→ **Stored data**
• • • • •
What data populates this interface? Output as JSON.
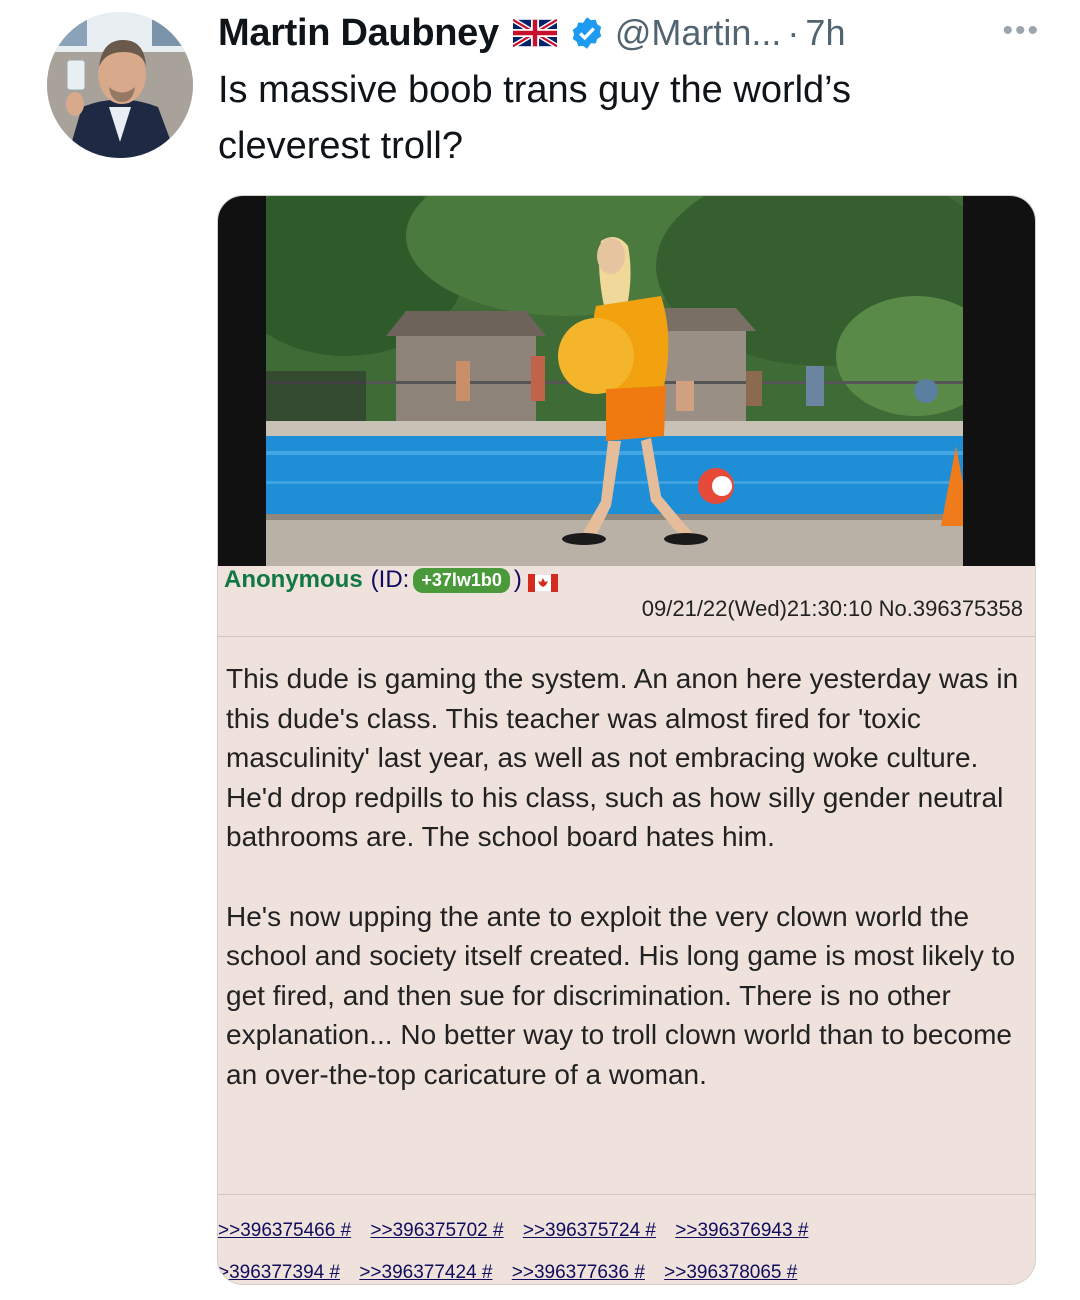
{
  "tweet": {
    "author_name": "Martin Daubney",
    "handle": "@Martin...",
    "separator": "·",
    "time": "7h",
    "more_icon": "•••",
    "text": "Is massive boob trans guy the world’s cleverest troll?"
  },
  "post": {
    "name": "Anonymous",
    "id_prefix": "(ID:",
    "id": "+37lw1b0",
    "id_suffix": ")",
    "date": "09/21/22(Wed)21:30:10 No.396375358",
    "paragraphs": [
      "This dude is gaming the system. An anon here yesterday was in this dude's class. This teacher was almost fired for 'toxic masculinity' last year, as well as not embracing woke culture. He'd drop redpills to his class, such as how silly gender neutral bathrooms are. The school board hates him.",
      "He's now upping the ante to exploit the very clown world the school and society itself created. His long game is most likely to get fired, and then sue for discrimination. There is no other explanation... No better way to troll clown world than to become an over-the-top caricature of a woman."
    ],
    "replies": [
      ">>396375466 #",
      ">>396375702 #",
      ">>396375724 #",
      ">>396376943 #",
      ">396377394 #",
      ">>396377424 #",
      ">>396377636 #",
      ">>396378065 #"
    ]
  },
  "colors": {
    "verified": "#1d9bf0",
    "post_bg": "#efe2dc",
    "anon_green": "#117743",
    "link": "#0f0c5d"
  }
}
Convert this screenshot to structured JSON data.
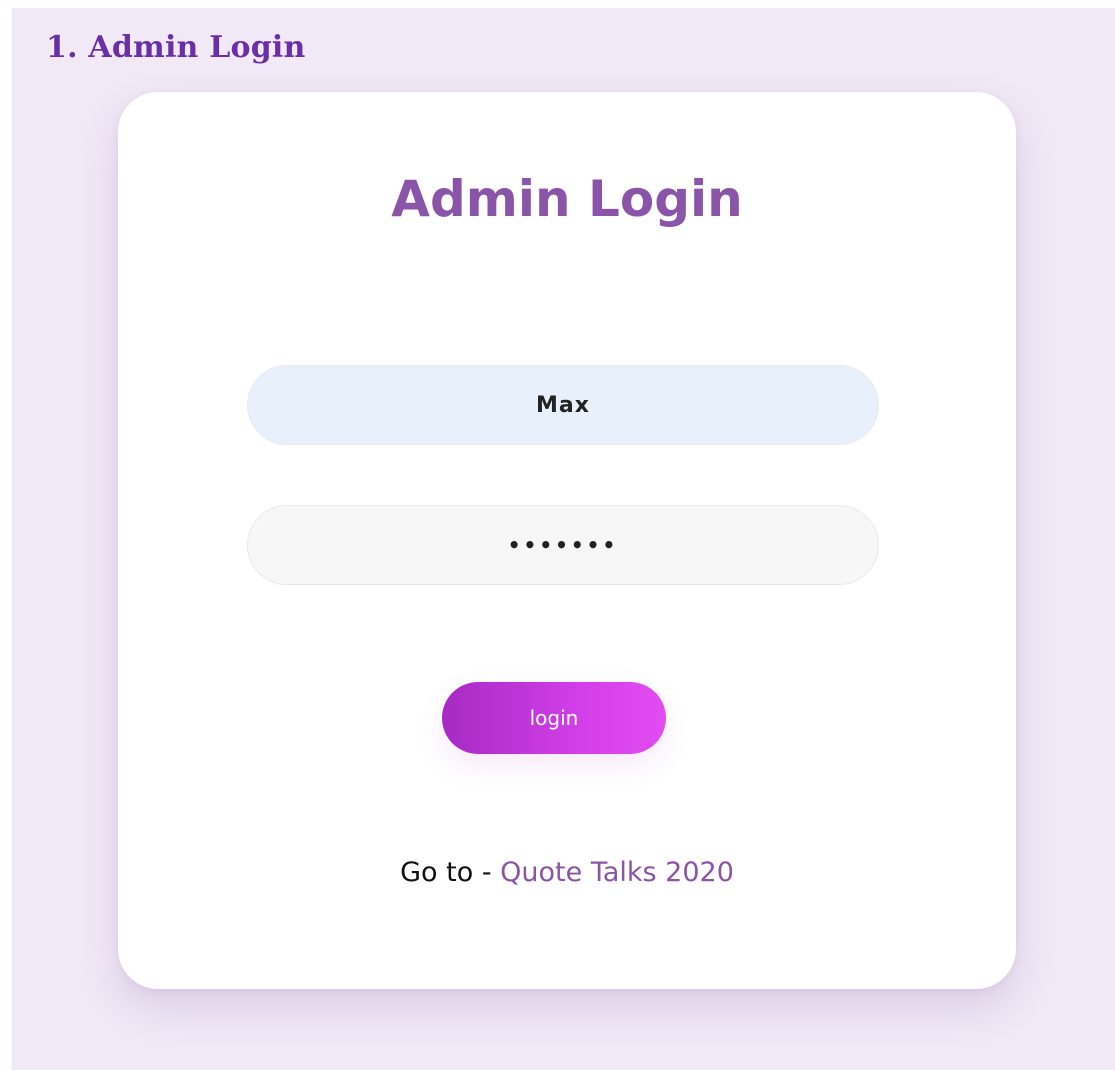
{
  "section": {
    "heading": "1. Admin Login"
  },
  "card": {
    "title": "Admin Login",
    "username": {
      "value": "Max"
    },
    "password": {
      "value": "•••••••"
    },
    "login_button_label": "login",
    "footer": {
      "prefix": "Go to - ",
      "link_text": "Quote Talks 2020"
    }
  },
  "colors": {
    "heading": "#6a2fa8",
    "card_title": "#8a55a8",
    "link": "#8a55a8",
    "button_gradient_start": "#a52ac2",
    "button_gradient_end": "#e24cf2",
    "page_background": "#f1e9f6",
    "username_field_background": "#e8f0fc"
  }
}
• • • • •
→ **PROBLEM TO SOLVE**
Keep the pictures out of the copy and write out the data exactly as it stands.

→ **OUTPUT FOR THIS EXERCISE**
What data populates this interface? Output as JSON.
{
  "tweet": {
    "author_name": "Martin Daubney",
    "handle": "@Martin...",
    "separator": "·",
    "time": "7h",
    "more_icon": "•••",
    "text": "Is massive boob trans guy the world’s cleverest troll?"
  },
  "post": {
    "name": "Anonymous",
    "id_prefix": "(ID:",
    "id": "+37lw1b0",
    "id_suffix": ")",
    "date": "09/21/22(Wed)21:30:10 No.396375358",
    "paragraphs": [
      "This dude is gaming the system. An anon here yesterday was in this dude's class. This teacher was almost fired for 'toxic masculinity' last year, as well as not embracing woke culture. He'd drop redpills to his class, such as how silly gender neutral bathrooms are. The school board hates him.",
      "He's now upping the ante to exploit the very clown world the school and society itself created. His long game is most likely to get fired, and then sue for discrimination. There is no other explanation... No better way to troll clown world than to become an over-the-top caricature of a woman."
    ],
    "replies": [
      ">>396375466 #",
      ">>396375702 #",
      ">>396375724 #",
      ">>396376943 #",
      ">396377394 #",
      ">>396377424 #",
      ">>396377636 #",
      ">>396378065 #"
    ]
  },
  "colors": {
    "verified": "#1d9bf0",
    "post_bg": "#efe2dc",
    "anon_green": "#117743",
    "link": "#0f0c5d"
  }
}
Convert this screenshot to structured JSON data.
{
  "section": {
    "heading": "1. Admin Login"
  },
  "card": {
    "title": "Admin Login",
    "username": {
      "value": "Max"
    },
    "password": {
      "value": "•••••••"
    },
    "login_button_label": "login",
    "footer": {
      "prefix": "Go to - ",
      "link_text": "Quote Talks 2020"
    }
  },
  "colors": {
    "heading": "#6a2fa8",
    "card_title": "#8a55a8",
    "link": "#8a55a8",
    "button_gradient_start": "#a52ac2",
    "button_gradient_end": "#e24cf2",
    "page_background": "#f1e9f6",
    "username_field_background": "#e8f0fc"
  }
}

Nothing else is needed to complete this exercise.